## Task statement
Write out every record below exactly as it appears.

── Data rows ──

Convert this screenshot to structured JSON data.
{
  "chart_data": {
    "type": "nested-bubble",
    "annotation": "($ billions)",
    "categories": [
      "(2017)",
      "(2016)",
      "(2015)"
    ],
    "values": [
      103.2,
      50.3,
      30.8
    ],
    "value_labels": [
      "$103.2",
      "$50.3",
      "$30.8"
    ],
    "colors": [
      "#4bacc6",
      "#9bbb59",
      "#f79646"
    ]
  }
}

───

## Response for this exercise
Convert this screenshot to structured JSON data.
{
  "chart_data": {
    "type": "nested-bubble",
    "annotation": "($ billions)",
    "categories": [
      "(2017)",
      "(2016)",
      "(2015)"
    ],
    "values": [
      103.2,
      50.3,
      30.8
    ],
    "value_labels": [
      "$103.2",
      "$50.3",
      "$30.8"
    ],
    "colors": [
      "#4bacc6",
      "#9bbb59",
      "#f79646"
    ]
  }
}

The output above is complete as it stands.